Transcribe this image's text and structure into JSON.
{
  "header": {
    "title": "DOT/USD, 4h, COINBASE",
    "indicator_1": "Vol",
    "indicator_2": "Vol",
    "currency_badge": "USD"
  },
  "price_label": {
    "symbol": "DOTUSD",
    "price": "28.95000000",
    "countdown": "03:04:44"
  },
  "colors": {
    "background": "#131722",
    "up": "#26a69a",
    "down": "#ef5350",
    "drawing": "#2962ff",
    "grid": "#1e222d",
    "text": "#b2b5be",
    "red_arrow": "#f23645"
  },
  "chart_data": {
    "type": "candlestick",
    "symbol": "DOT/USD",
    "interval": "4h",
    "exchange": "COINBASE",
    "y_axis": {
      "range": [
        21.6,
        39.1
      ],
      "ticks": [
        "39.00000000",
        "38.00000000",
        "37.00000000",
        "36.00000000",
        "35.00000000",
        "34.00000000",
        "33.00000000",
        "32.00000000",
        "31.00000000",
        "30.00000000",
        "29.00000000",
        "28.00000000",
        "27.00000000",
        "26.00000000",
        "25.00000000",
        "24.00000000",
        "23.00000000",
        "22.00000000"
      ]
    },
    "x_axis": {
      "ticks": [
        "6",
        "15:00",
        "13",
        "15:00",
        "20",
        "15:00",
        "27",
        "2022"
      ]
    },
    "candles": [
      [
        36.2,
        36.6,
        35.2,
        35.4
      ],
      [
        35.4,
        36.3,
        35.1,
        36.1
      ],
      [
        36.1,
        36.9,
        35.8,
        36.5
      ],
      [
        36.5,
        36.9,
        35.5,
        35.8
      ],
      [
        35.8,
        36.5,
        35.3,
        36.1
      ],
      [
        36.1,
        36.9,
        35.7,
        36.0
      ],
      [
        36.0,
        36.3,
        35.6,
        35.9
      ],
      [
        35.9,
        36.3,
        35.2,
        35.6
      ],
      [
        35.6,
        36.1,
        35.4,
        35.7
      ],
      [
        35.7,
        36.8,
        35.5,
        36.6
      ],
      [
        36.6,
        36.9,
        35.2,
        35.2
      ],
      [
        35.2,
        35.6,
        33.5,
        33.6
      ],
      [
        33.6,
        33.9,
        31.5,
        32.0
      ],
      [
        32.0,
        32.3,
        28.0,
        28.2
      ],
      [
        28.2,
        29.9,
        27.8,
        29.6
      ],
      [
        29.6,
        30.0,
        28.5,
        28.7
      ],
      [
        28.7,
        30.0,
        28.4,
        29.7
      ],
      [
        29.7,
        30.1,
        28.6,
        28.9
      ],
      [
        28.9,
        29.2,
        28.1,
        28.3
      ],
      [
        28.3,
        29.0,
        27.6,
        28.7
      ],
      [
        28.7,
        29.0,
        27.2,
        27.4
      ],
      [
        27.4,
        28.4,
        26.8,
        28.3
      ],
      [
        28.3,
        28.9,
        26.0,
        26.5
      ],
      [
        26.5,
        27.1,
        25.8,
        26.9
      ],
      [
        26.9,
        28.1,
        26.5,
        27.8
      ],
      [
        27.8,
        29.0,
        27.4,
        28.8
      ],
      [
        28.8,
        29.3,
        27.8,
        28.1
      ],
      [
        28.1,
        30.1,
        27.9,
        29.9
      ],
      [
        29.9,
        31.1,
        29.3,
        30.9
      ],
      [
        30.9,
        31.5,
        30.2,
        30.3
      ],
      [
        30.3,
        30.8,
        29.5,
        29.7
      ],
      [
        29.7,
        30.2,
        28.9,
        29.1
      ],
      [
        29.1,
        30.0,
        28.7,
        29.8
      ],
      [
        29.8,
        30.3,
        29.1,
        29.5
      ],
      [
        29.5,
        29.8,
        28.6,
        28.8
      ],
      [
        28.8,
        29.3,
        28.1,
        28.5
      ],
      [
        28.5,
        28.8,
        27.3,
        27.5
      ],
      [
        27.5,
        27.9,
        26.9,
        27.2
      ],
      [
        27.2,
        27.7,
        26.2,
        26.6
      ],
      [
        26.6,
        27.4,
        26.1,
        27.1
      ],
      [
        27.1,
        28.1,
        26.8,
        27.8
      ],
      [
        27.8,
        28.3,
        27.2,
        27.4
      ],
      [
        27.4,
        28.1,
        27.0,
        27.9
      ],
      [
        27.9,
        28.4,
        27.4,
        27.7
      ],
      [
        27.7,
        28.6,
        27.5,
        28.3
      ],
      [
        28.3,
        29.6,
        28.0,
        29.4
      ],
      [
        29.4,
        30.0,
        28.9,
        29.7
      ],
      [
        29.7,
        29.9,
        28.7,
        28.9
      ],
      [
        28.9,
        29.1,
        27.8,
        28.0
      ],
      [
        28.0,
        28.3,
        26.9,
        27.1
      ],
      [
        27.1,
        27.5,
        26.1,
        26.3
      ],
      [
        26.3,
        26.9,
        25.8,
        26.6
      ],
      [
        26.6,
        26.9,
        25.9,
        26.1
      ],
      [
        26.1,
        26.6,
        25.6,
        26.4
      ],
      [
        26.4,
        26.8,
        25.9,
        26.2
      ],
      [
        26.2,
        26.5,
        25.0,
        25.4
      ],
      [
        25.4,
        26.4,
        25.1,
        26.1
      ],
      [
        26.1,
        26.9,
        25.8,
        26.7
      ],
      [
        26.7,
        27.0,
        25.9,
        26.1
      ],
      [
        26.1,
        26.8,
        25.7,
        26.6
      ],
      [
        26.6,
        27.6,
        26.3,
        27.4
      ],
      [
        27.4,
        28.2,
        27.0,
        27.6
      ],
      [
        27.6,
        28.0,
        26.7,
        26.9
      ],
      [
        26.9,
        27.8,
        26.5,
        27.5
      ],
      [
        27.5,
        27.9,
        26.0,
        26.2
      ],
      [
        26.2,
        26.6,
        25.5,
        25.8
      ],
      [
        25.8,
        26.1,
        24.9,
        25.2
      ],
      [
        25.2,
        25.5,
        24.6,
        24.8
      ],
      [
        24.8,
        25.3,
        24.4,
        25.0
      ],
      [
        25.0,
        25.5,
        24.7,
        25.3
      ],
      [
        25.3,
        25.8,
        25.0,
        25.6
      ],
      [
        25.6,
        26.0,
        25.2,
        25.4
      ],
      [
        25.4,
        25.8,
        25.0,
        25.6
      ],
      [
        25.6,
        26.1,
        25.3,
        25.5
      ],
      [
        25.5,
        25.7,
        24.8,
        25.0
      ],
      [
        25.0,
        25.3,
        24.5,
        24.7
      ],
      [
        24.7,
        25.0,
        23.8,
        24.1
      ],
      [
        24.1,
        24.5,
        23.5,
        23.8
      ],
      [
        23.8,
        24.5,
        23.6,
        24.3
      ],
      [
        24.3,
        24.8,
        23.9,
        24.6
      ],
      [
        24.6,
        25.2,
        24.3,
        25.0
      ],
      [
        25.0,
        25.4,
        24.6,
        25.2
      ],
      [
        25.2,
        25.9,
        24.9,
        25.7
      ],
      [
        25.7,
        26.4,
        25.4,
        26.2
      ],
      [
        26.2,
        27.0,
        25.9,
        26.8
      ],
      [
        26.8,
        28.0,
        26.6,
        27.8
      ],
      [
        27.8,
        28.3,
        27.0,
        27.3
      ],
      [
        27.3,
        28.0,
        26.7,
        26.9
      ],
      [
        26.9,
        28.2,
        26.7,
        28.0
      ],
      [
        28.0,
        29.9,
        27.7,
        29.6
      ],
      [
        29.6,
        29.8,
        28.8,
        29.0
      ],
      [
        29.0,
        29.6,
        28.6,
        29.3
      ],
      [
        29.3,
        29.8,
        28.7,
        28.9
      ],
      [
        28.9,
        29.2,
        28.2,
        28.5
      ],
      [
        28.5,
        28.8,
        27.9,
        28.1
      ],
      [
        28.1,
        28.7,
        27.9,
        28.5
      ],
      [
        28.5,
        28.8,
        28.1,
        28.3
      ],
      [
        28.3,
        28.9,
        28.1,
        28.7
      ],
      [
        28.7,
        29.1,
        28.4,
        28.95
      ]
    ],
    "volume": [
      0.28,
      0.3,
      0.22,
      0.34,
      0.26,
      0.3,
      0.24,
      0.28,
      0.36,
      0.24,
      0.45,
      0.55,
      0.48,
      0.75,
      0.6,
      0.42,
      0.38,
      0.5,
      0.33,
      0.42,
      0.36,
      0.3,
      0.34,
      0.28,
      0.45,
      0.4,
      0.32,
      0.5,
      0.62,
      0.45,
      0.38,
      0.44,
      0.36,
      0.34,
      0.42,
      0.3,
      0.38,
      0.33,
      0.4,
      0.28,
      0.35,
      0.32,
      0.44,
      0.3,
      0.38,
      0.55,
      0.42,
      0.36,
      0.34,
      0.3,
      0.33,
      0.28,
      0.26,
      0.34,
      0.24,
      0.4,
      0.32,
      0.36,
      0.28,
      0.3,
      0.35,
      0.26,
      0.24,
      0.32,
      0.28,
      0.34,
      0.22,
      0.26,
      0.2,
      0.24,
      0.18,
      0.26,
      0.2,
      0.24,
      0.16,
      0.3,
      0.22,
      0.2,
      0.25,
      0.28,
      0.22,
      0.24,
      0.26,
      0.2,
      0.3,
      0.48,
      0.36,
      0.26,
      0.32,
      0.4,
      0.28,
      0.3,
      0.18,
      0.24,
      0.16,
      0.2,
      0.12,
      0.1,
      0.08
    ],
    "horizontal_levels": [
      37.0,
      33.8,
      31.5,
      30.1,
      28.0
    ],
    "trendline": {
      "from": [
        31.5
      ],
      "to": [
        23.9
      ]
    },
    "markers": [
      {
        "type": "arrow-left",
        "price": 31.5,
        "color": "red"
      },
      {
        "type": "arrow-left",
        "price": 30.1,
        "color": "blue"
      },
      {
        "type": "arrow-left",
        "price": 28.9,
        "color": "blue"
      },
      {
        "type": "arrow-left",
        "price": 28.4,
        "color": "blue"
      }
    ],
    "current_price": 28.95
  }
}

##############################

WORK TO DO –
Gather all lines with the string "COINBASE" from the data.

ANSWER TO THIS PROBLEM –
    "title": "DOT/USD, 4h, COINBASE",
    "exchange": "COINBASE",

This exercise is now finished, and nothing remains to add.